Set exercise
Images should be left out, and everything else in the listing reproduced exactly.
########################################
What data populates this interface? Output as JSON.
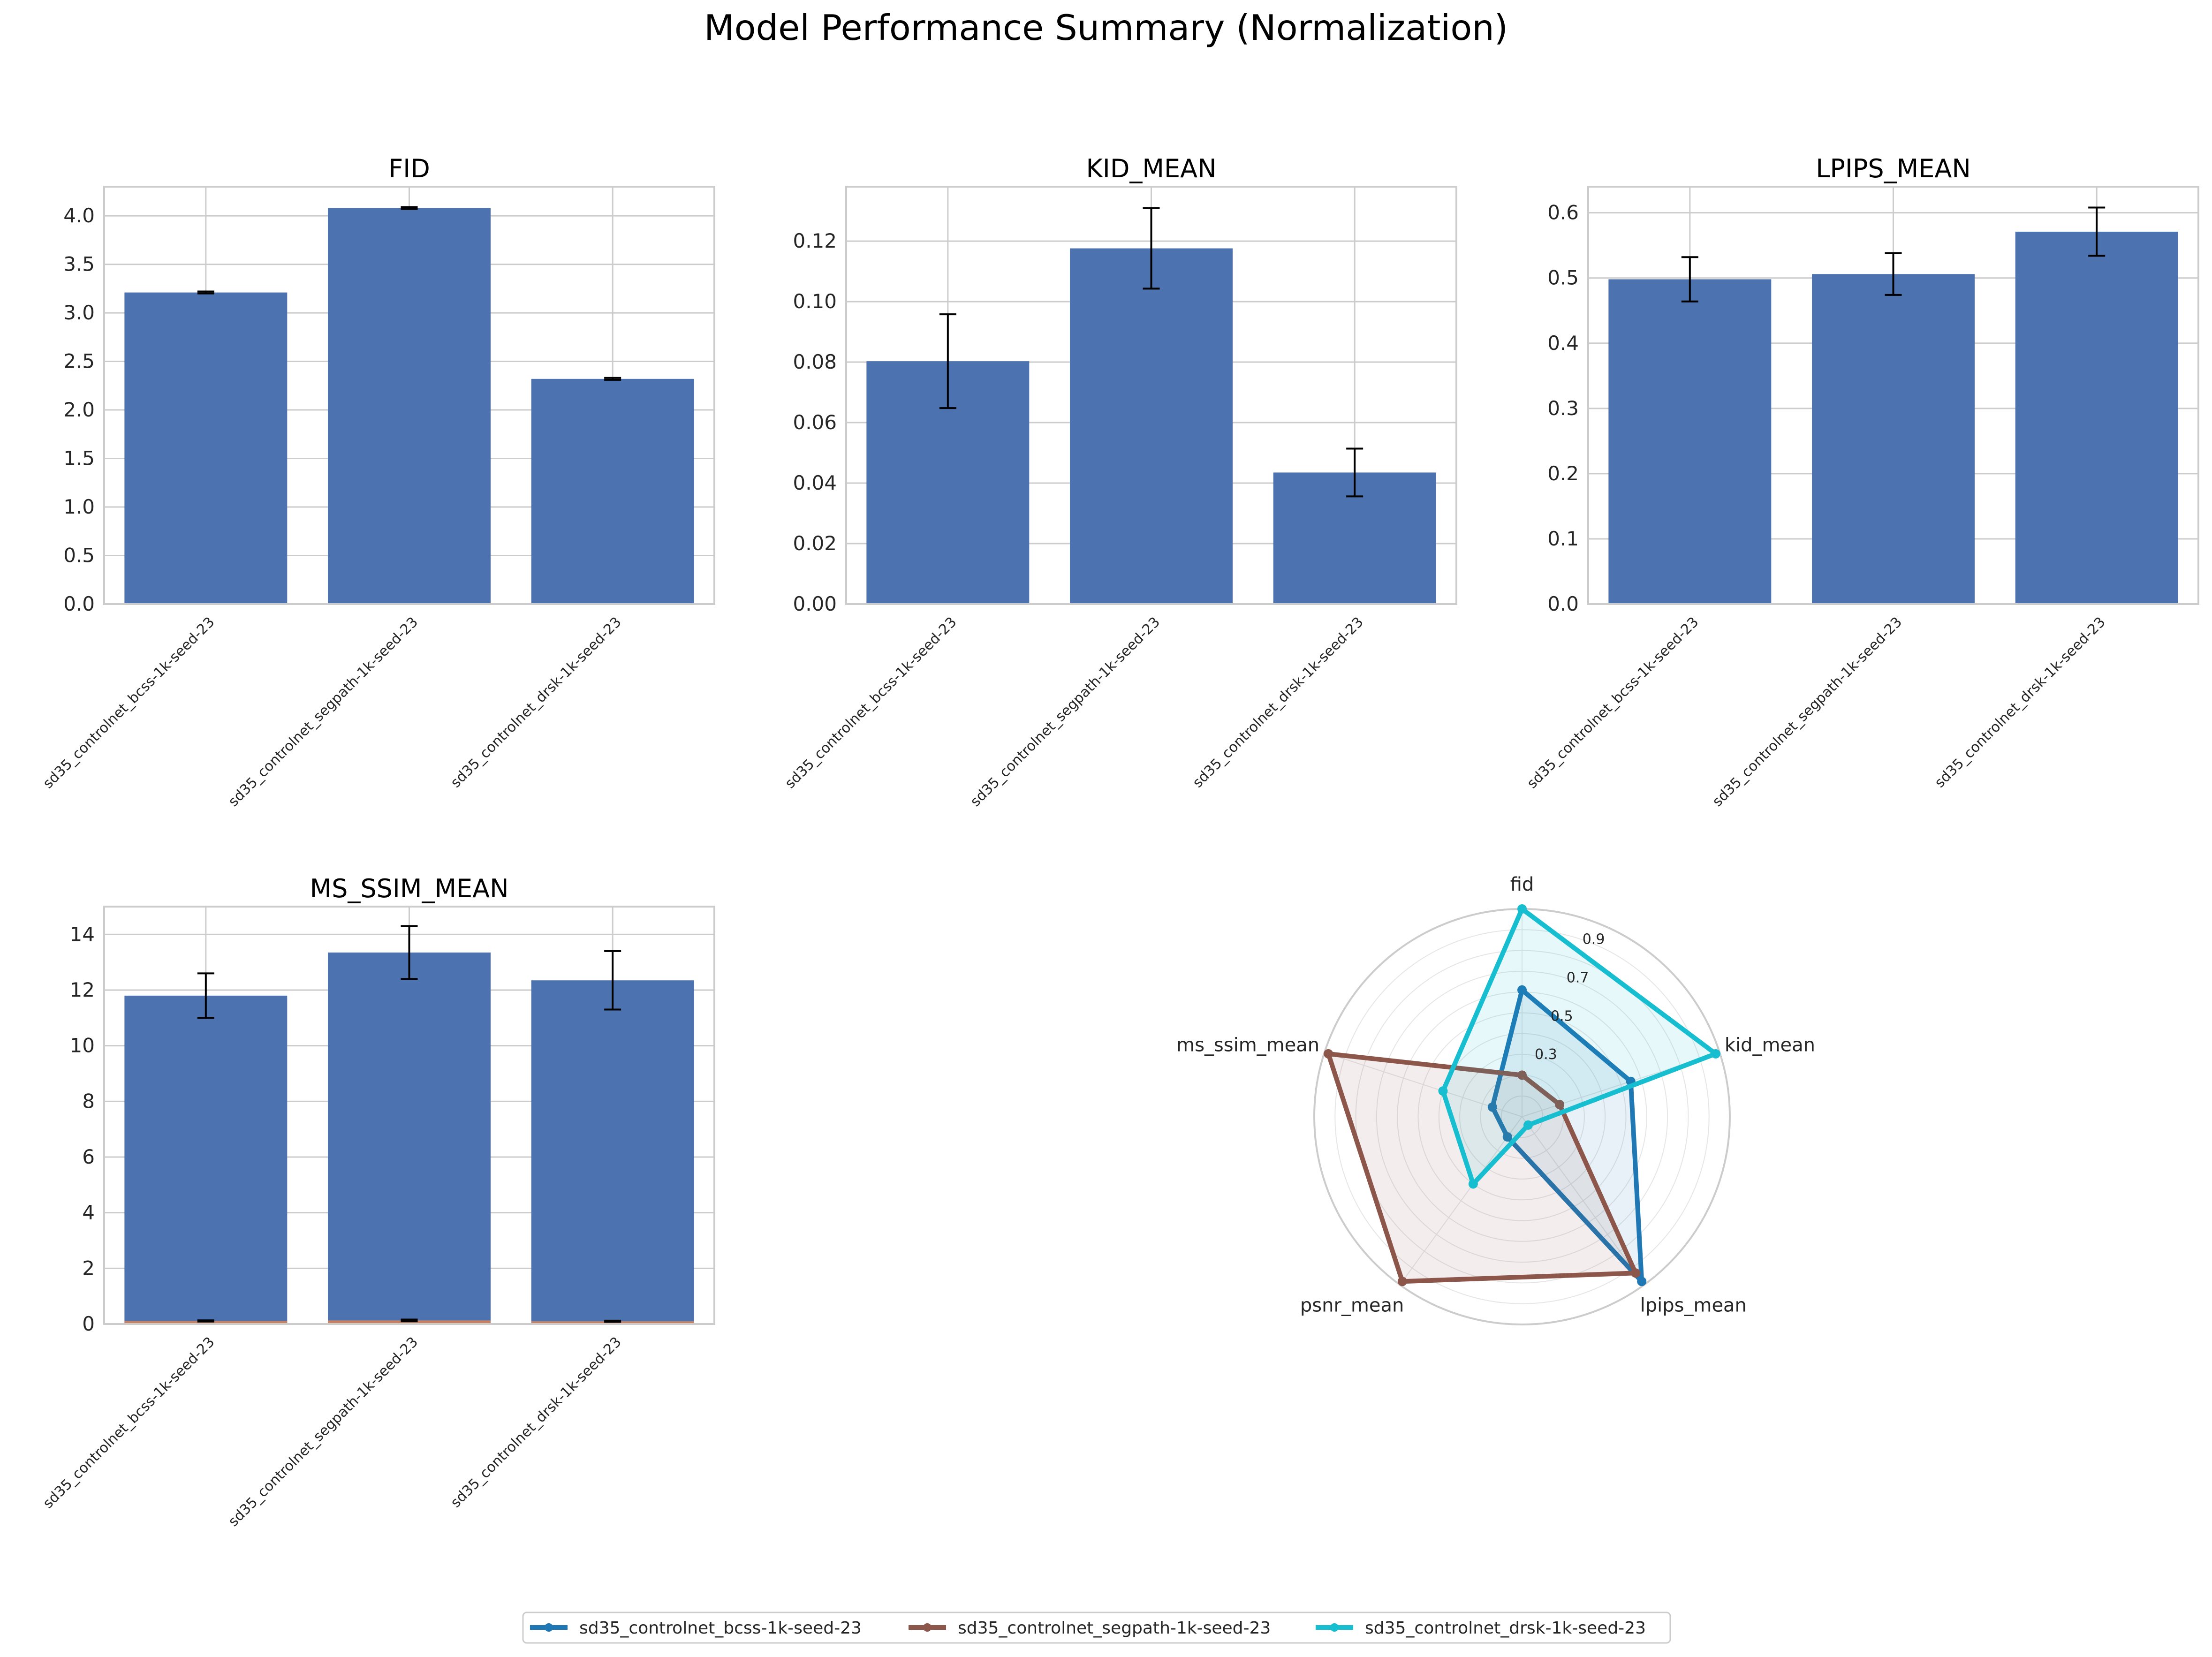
{
  "title": "Model Performance Summary (Normalization)",
  "colors": {
    "bar": "#4c72b0",
    "grid": "#cccccc",
    "axis_frame": "#cccccc",
    "error_bar": "#000000",
    "series": [
      "#1f77b4",
      "#8c564b",
      "#17becf"
    ]
  },
  "chart_data": [
    {
      "type": "bar",
      "title": "FID",
      "categories": [
        "sd35_controlnet_bcss-1k-seed-23",
        "sd35_controlnet_segpath-1k-seed-23",
        "sd35_controlnet_drsk-1k-seed-23"
      ],
      "values": [
        3.21,
        4.08,
        2.32
      ],
      "errors": [
        0.01,
        0.01,
        0.01
      ],
      "ylim": [
        0,
        4.3
      ],
      "yticks": [
        0,
        0.5,
        1.0,
        1.5,
        2.0,
        2.5,
        3.0,
        3.5,
        4.0
      ],
      "ytick_labels": [
        "0.0",
        "0.5",
        "1.0",
        "1.5",
        "2.0",
        "2.5",
        "3.0",
        "3.5",
        "4.0"
      ],
      "grid": true
    },
    {
      "type": "bar",
      "title": "KID_MEAN",
      "categories": [
        "sd35_controlnet_bcss-1k-seed-23",
        "sd35_controlnet_segpath-1k-seed-23",
        "sd35_controlnet_drsk-1k-seed-23"
      ],
      "values": [
        0.0803,
        0.1176,
        0.0435
      ],
      "errors": [
        0.0155,
        0.0133,
        0.0079
      ],
      "ylim": [
        0,
        0.138
      ],
      "yticks": [
        0,
        0.02,
        0.04,
        0.06,
        0.08,
        0.1,
        0.12
      ],
      "ytick_labels": [
        "0.00",
        "0.02",
        "0.04",
        "0.06",
        "0.08",
        "0.10",
        "0.12"
      ],
      "grid": true
    },
    {
      "type": "bar",
      "title": "LPIPS_MEAN",
      "categories": [
        "sd35_controlnet_bcss-1k-seed-23",
        "sd35_controlnet_segpath-1k-seed-23",
        "sd35_controlnet_drsk-1k-seed-23"
      ],
      "values": [
        0.498,
        0.506,
        0.571
      ],
      "errors": [
        0.034,
        0.032,
        0.037
      ],
      "ylim": [
        0,
        0.64
      ],
      "yticks": [
        0,
        0.1,
        0.2,
        0.3,
        0.4,
        0.5,
        0.6
      ],
      "ytick_labels": [
        "0.0",
        "0.1",
        "0.2",
        "0.3",
        "0.4",
        "0.5",
        "0.6"
      ],
      "grid": true
    },
    {
      "type": "bar",
      "title": "MS_SSIM_MEAN",
      "categories": [
        "sd35_controlnet_bcss-1k-seed-23",
        "sd35_controlnet_segpath-1k-seed-23",
        "sd35_controlnet_drsk-1k-seed-23"
      ],
      "values": [
        11.8,
        13.35,
        12.35
      ],
      "errors": [
        0.8,
        0.95,
        1.05
      ],
      "overlay_values": [
        0.11,
        0.13,
        0.1
      ],
      "overlay_errors": [
        0.02,
        0.03,
        0.02
      ],
      "ylim": [
        0,
        15
      ],
      "yticks": [
        0,
        2,
        4,
        6,
        8,
        10,
        12,
        14
      ],
      "ytick_labels": [
        "0",
        "2",
        "4",
        "6",
        "8",
        "10",
        "12",
        "14"
      ],
      "grid": true
    },
    {
      "type": "radar",
      "axes": [
        "fid",
        "kid_mean",
        "lpips_mean",
        "psnr_mean",
        "ms_ssim_mean"
      ],
      "rlim": [
        0,
        1.0
      ],
      "rticks": [
        0.3,
        0.5,
        0.7,
        0.9
      ],
      "rtick_labels": [
        "0.3",
        "0.5",
        "0.7",
        "0.9"
      ],
      "series": [
        {
          "name": "sd35_controlnet_bcss-1k-seed-23",
          "values": [
            0.61,
            0.55,
            0.98,
            0.12,
            0.15
          ]
        },
        {
          "name": "sd35_controlnet_segpath-1k-seed-23",
          "values": [
            0.2,
            0.19,
            0.93,
            0.98,
            0.98
          ]
        },
        {
          "name": "sd35_controlnet_drsk-1k-seed-23",
          "values": [
            1.0,
            0.98,
            0.05,
            0.4,
            0.4
          ]
        }
      ]
    }
  ]
}
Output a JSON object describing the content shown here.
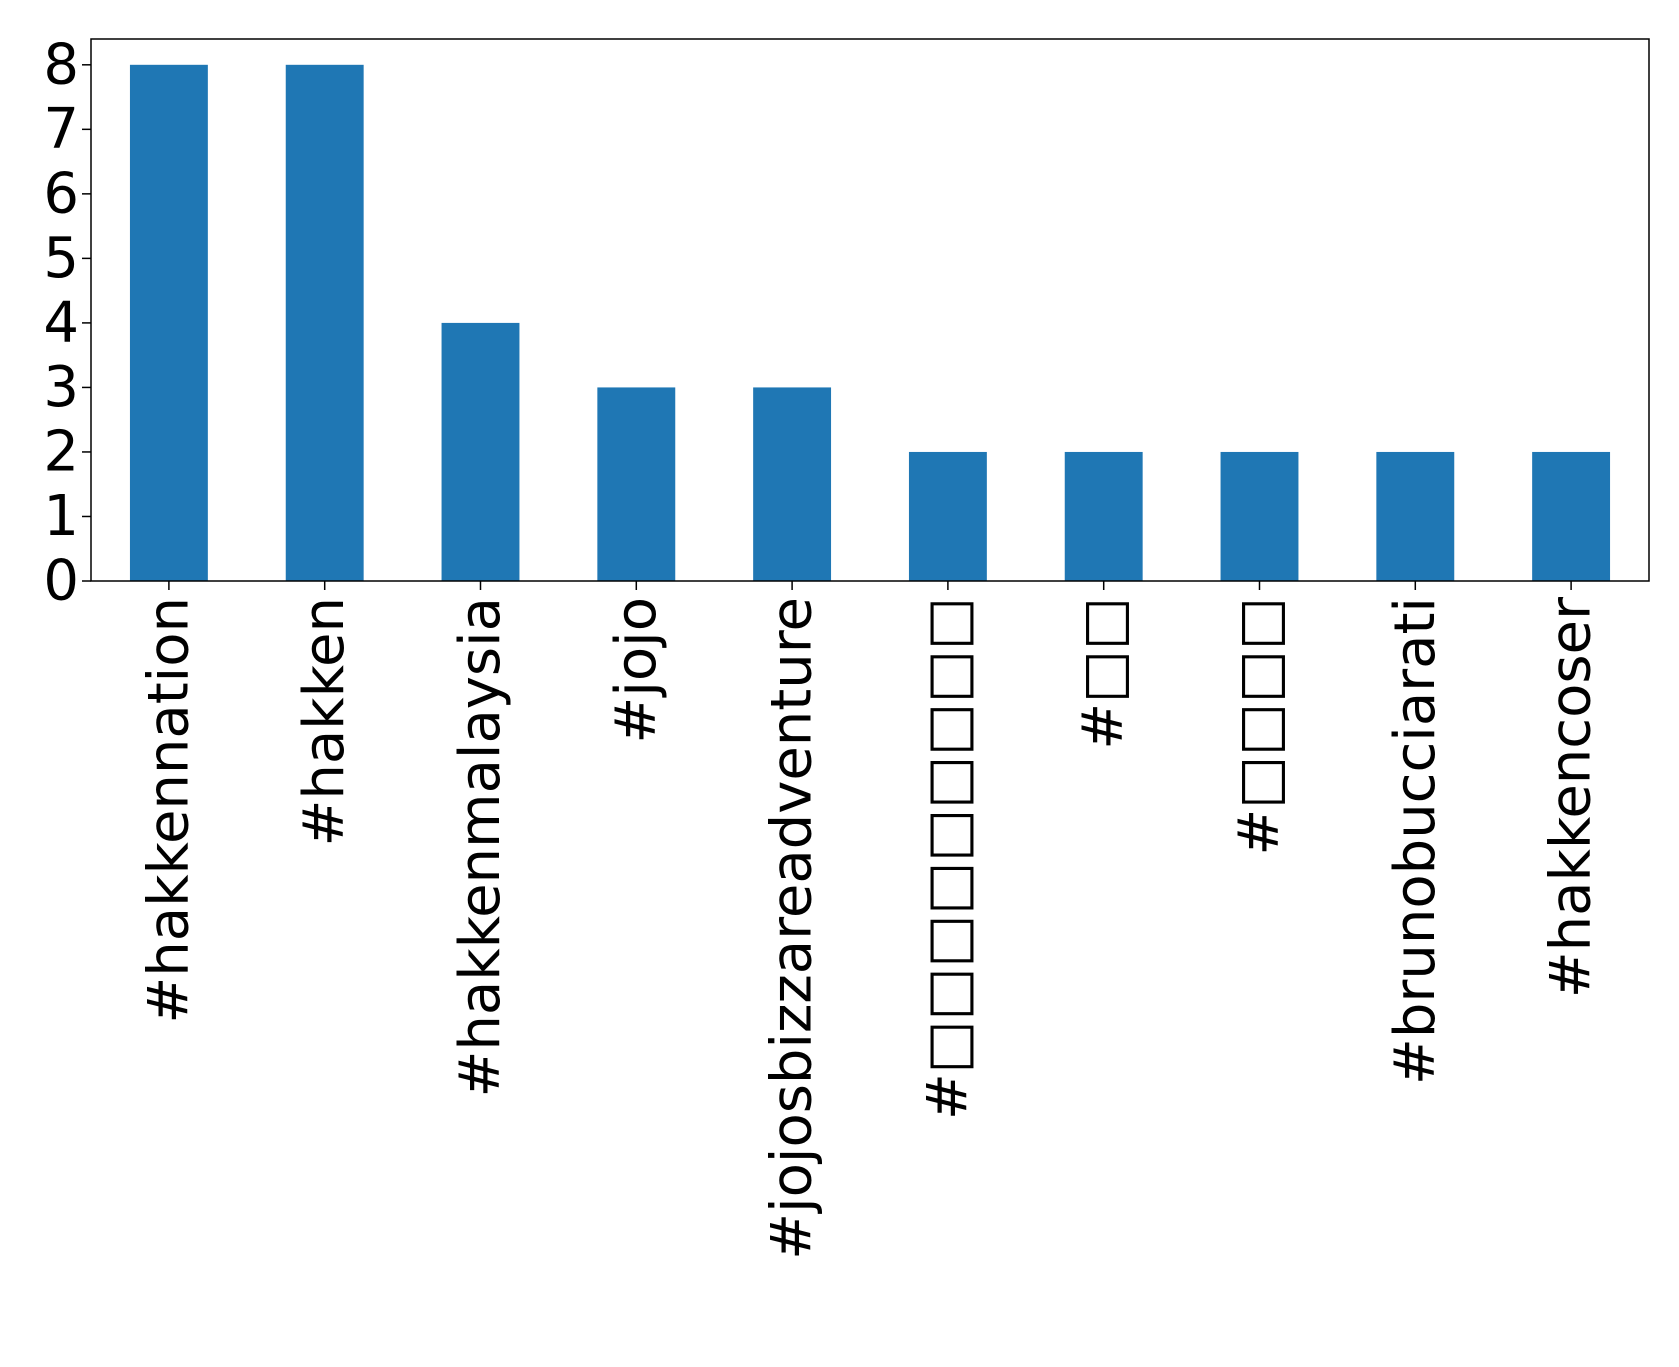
{
  "chart_data": {
    "type": "bar",
    "categories": [
      "#hakkennation",
      "#hakken",
      "#hakkenmalaysia",
      "#jojo",
      "#jojosbizzareadventure",
      "#□□□□□□□□□",
      "#□□",
      "#□□□□",
      "#brunobucciarati",
      "#hakkencoser"
    ],
    "values": [
      8,
      8,
      4,
      3,
      3,
      2,
      2,
      2,
      2,
      2
    ],
    "title": "",
    "xlabel": "",
    "ylabel": "",
    "ylim": [
      0,
      8.4
    ],
    "yticks": [
      0,
      1,
      2,
      3,
      4,
      5,
      6,
      7,
      8
    ],
    "grid": false,
    "legend": "none",
    "bar_color": "#1f77b4"
  }
}
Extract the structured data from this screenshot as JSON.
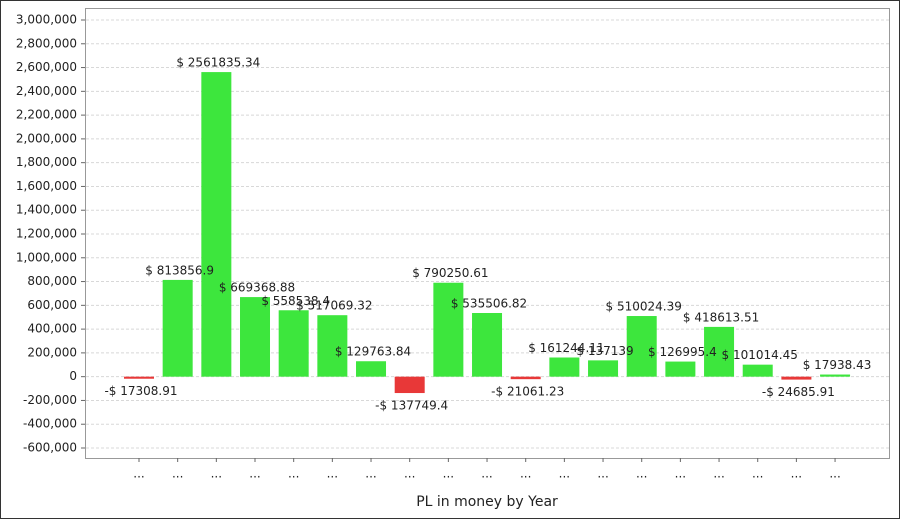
########################################
Result
What data populates this interface? Output as JSON.
{
  "title": "Model Performance Summary (Normalization)",
  "colors": {
    "bar": "#4c72b0",
    "grid": "#cccccc",
    "axis_frame": "#cccccc",
    "error_bar": "#000000",
    "series": [
      "#1f77b4",
      "#8c564b",
      "#17becf"
    ]
  },
  "chart_data": [
    {
      "type": "bar",
      "title": "FID",
      "categories": [
        "sd35_controlnet_bcss-1k-seed-23",
        "sd35_controlnet_segpath-1k-seed-23",
        "sd35_controlnet_drsk-1k-seed-23"
      ],
      "values": [
        3.21,
        4.08,
        2.32
      ],
      "errors": [
        0.01,
        0.01,
        0.01
      ],
      "ylim": [
        0,
        4.3
      ],
      "yticks": [
        0,
        0.5,
        1.0,
        1.5,
        2.0,
        2.5,
        3.0,
        3.5,
        4.0
      ],
      "ytick_labels": [
        "0.0",
        "0.5",
        "1.0",
        "1.5",
        "2.0",
        "2.5",
        "3.0",
        "3.5",
        "4.0"
      ],
      "grid": true
    },
    {
      "type": "bar",
      "title": "KID_MEAN",
      "categories": [
        "sd35_controlnet_bcss-1k-seed-23",
        "sd35_controlnet_segpath-1k-seed-23",
        "sd35_controlnet_drsk-1k-seed-23"
      ],
      "values": [
        0.0803,
        0.1176,
        0.0435
      ],
      "errors": [
        0.0155,
        0.0133,
        0.0079
      ],
      "ylim": [
        0,
        0.138
      ],
      "yticks": [
        0,
        0.02,
        0.04,
        0.06,
        0.08,
        0.1,
        0.12
      ],
      "ytick_labels": [
        "0.00",
        "0.02",
        "0.04",
        "0.06",
        "0.08",
        "0.10",
        "0.12"
      ],
      "grid": true
    },
    {
      "type": "bar",
      "title": "LPIPS_MEAN",
      "categories": [
        "sd35_controlnet_bcss-1k-seed-23",
        "sd35_controlnet_segpath-1k-seed-23",
        "sd35_controlnet_drsk-1k-seed-23"
      ],
      "values": [
        0.498,
        0.506,
        0.571
      ],
      "errors": [
        0.034,
        0.032,
        0.037
      ],
      "ylim": [
        0,
        0.64
      ],
      "yticks": [
        0,
        0.1,
        0.2,
        0.3,
        0.4,
        0.5,
        0.6
      ],
      "ytick_labels": [
        "0.0",
        "0.1",
        "0.2",
        "0.3",
        "0.4",
        "0.5",
        "0.6"
      ],
      "grid": true
    },
    {
      "type": "bar",
      "title": "MS_SSIM_MEAN",
      "categories": [
        "sd35_controlnet_bcss-1k-seed-23",
        "sd35_controlnet_segpath-1k-seed-23",
        "sd35_controlnet_drsk-1k-seed-23"
      ],
      "values": [
        11.8,
        13.35,
        12.35
      ],
      "errors": [
        0.8,
        0.95,
        1.05
      ],
      "overlay_values": [
        0.11,
        0.13,
        0.1
      ],
      "overlay_errors": [
        0.02,
        0.03,
        0.02
      ],
      "ylim": [
        0,
        15
      ],
      "yticks": [
        0,
        2,
        4,
        6,
        8,
        10,
        12,
        14
      ],
      "ytick_labels": [
        "0",
        "2",
        "4",
        "6",
        "8",
        "10",
        "12",
        "14"
      ],
      "grid": true
    },
    {
      "type": "radar",
      "axes": [
        "fid",
        "kid_mean",
        "lpips_mean",
        "psnr_mean",
        "ms_ssim_mean"
      ],
      "rlim": [
        0,
        1.0
      ],
      "rticks": [
        0.3,
        0.5,
        0.7,
        0.9
      ],
      "rtick_labels": [
        "0.3",
        "0.5",
        "0.7",
        "0.9"
      ],
      "series": [
        {
          "name": "sd35_controlnet_bcss-1k-seed-23",
          "values": [
            0.61,
            0.55,
            0.98,
            0.12,
            0.15
          ]
        },
        {
          "name": "sd35_controlnet_segpath-1k-seed-23",
          "values": [
            0.2,
            0.19,
            0.93,
            0.98,
            0.98
          ]
        },
        {
          "name": "sd35_controlnet_drsk-1k-seed-23",
          "values": [
            1.0,
            0.98,
            0.05,
            0.4,
            0.4
          ]
        }
      ]
    }
  ]
}
Output a JSON object describing the content shown here.
{
  "chart_data": {
    "type": "bar",
    "categories": [
      "#hakkennation",
      "#hakken",
      "#hakkenmalaysia",
      "#jojo",
      "#jojosbizzareadventure",
      "#□□□□□□□□□",
      "#□□",
      "#□□□□",
      "#brunobucciarati",
      "#hakkencoser"
    ],
    "values": [
      8,
      8,
      4,
      3,
      3,
      2,
      2,
      2,
      2,
      2
    ],
    "title": "",
    "xlabel": "",
    "ylabel": "",
    "ylim": [
      0,
      8.4
    ],
    "yticks": [
      0,
      1,
      2,
      3,
      4,
      5,
      6,
      7,
      8
    ],
    "grid": false,
    "legend": "none",
    "bar_color": "#1f77b4"
  }
}
Extract the structured data from this screenshot as JSON.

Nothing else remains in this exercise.